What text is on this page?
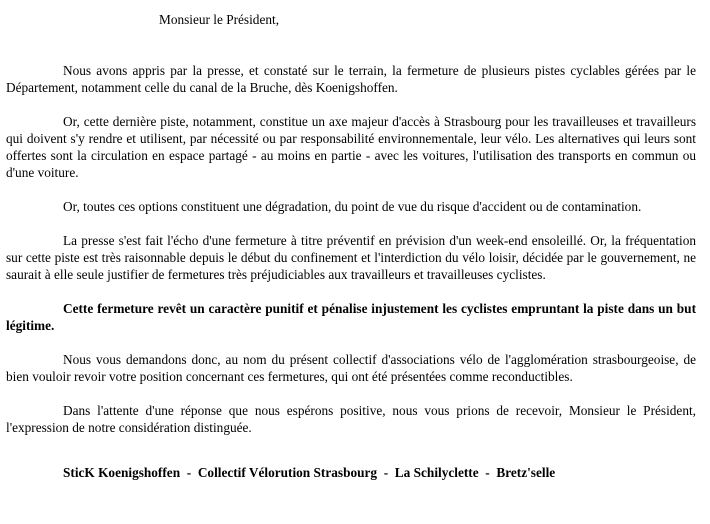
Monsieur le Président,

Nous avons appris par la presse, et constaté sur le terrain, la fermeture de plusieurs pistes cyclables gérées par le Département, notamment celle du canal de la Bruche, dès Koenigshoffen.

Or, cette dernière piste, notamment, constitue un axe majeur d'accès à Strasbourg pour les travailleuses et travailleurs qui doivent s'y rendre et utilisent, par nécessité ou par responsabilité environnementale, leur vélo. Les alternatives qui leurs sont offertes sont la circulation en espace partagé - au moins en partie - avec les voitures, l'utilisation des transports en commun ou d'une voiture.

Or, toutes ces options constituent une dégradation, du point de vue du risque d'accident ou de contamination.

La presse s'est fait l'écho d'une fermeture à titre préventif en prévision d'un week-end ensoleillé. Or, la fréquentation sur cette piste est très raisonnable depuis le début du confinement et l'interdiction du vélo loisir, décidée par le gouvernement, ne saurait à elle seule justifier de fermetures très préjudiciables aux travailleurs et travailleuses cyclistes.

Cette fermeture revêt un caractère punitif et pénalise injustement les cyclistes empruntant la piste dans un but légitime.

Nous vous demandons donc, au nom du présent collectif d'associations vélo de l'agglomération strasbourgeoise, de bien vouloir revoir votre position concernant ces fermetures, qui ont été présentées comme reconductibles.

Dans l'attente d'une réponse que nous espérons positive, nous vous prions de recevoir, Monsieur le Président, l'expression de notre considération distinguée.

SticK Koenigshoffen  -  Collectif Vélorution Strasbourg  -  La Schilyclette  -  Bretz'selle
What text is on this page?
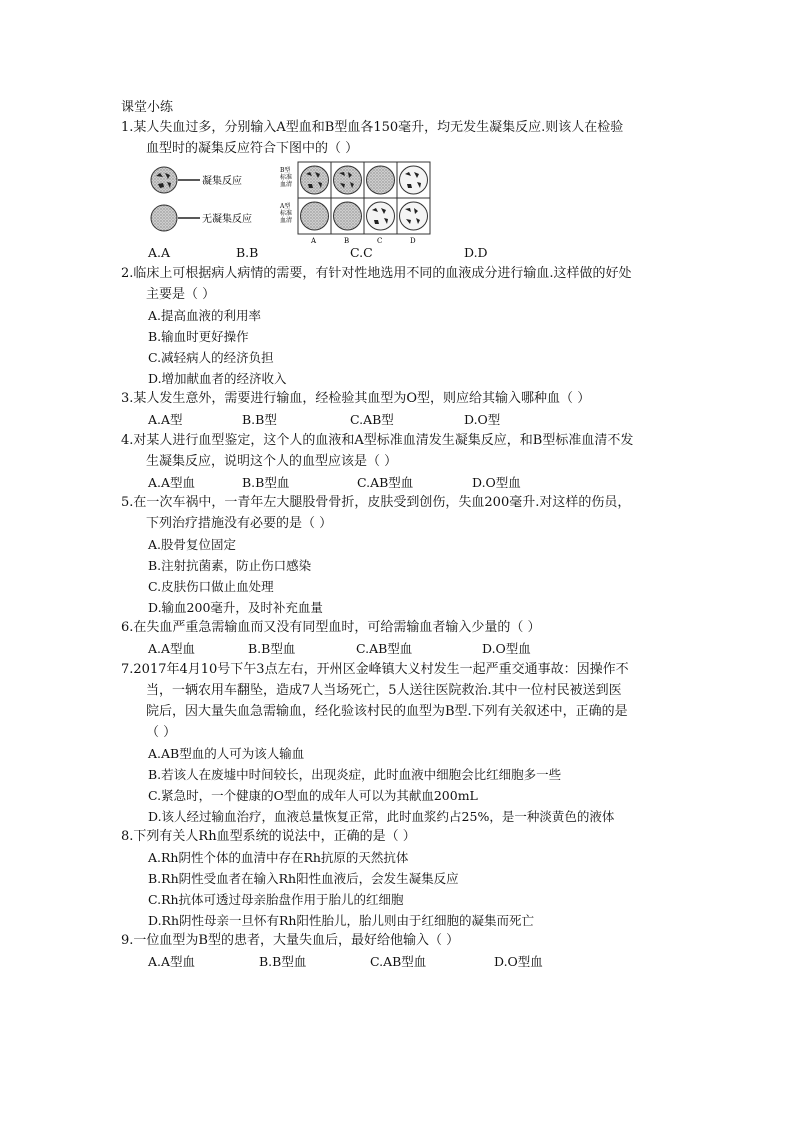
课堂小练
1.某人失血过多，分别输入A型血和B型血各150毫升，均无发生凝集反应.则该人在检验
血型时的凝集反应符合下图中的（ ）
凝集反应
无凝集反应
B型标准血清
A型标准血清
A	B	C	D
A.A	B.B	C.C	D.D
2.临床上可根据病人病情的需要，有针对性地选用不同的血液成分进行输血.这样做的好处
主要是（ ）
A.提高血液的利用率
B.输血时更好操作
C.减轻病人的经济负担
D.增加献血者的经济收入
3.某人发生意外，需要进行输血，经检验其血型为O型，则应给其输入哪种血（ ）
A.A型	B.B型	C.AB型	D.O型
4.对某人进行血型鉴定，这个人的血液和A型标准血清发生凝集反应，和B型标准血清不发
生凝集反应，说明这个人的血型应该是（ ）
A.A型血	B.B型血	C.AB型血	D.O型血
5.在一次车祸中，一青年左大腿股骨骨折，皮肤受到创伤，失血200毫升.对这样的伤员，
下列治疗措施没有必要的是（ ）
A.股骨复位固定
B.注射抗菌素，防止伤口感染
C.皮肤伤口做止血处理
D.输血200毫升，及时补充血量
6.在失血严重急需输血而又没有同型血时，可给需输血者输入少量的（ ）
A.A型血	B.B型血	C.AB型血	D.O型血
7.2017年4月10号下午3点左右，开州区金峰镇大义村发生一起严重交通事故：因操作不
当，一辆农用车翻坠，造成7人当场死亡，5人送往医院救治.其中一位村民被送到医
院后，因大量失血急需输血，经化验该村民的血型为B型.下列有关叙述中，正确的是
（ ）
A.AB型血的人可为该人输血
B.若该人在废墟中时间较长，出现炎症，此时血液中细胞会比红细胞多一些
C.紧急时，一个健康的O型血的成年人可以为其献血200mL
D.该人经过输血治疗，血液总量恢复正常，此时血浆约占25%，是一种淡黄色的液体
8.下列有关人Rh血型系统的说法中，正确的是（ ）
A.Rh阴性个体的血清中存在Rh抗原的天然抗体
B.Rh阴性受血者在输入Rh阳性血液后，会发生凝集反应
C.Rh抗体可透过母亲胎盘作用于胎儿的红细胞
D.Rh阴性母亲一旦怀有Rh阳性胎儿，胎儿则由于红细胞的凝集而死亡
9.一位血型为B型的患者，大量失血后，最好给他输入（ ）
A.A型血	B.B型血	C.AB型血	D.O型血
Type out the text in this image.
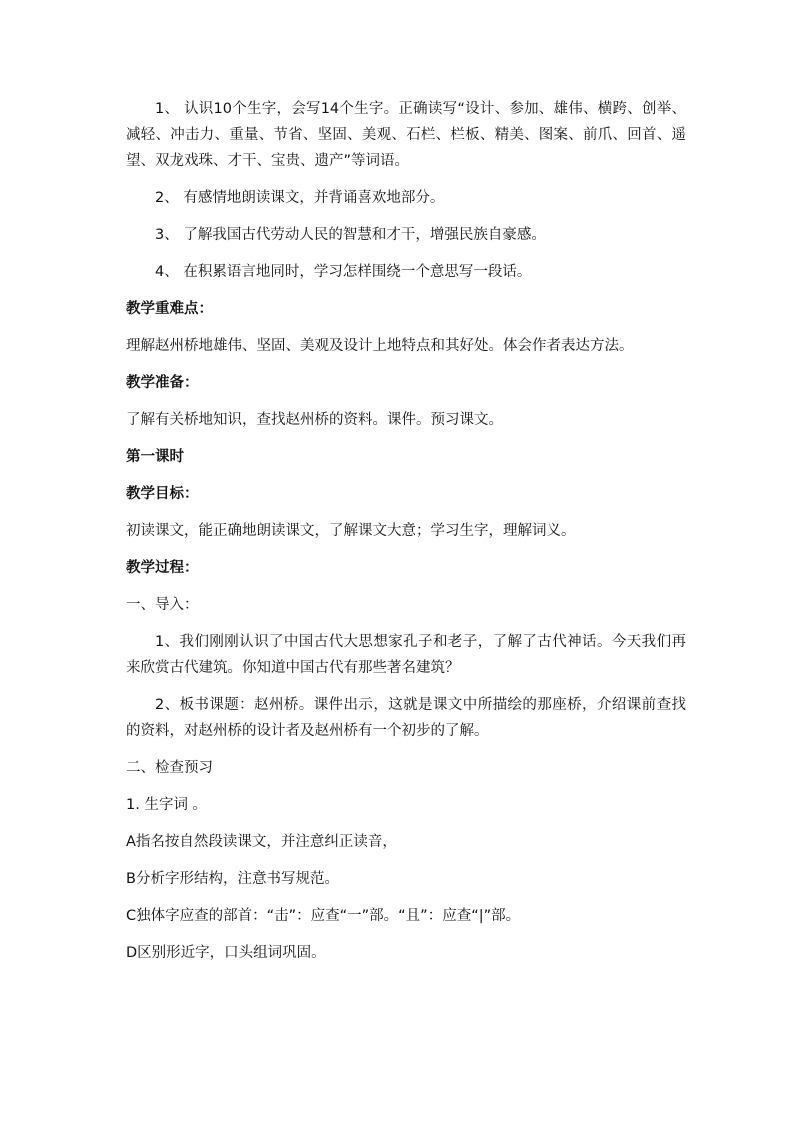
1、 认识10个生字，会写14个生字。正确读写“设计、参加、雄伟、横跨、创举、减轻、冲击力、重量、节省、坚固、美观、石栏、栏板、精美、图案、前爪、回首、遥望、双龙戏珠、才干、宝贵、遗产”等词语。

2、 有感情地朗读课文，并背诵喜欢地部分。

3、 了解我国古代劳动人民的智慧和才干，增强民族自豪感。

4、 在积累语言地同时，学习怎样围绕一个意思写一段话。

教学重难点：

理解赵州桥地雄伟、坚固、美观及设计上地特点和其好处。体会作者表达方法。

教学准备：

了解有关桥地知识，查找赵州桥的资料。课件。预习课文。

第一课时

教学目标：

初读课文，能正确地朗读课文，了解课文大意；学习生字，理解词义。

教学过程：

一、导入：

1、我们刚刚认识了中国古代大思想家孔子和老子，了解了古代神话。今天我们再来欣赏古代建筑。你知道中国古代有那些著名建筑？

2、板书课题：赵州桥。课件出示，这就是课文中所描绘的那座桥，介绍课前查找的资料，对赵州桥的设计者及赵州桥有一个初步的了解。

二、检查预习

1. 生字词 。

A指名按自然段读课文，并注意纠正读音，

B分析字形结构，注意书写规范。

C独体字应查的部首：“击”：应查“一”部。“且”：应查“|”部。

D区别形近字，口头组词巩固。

__________________________________________________

* [TASK GOAL] In the records above, collect each line with "Koenigshoffen".

* [OUTPUT]
Nous avons appris par la presse, et constaté sur le terrain, la fermeture de plusieurs pistes cyclables gérées par le Département, notamment celle du canal de la Bruche, dès Koenigshoffen.
SticK Koenigshoffen  -  Collectif Vélorution Strasbourg  -  La Schilyclette  -  Bretz'selle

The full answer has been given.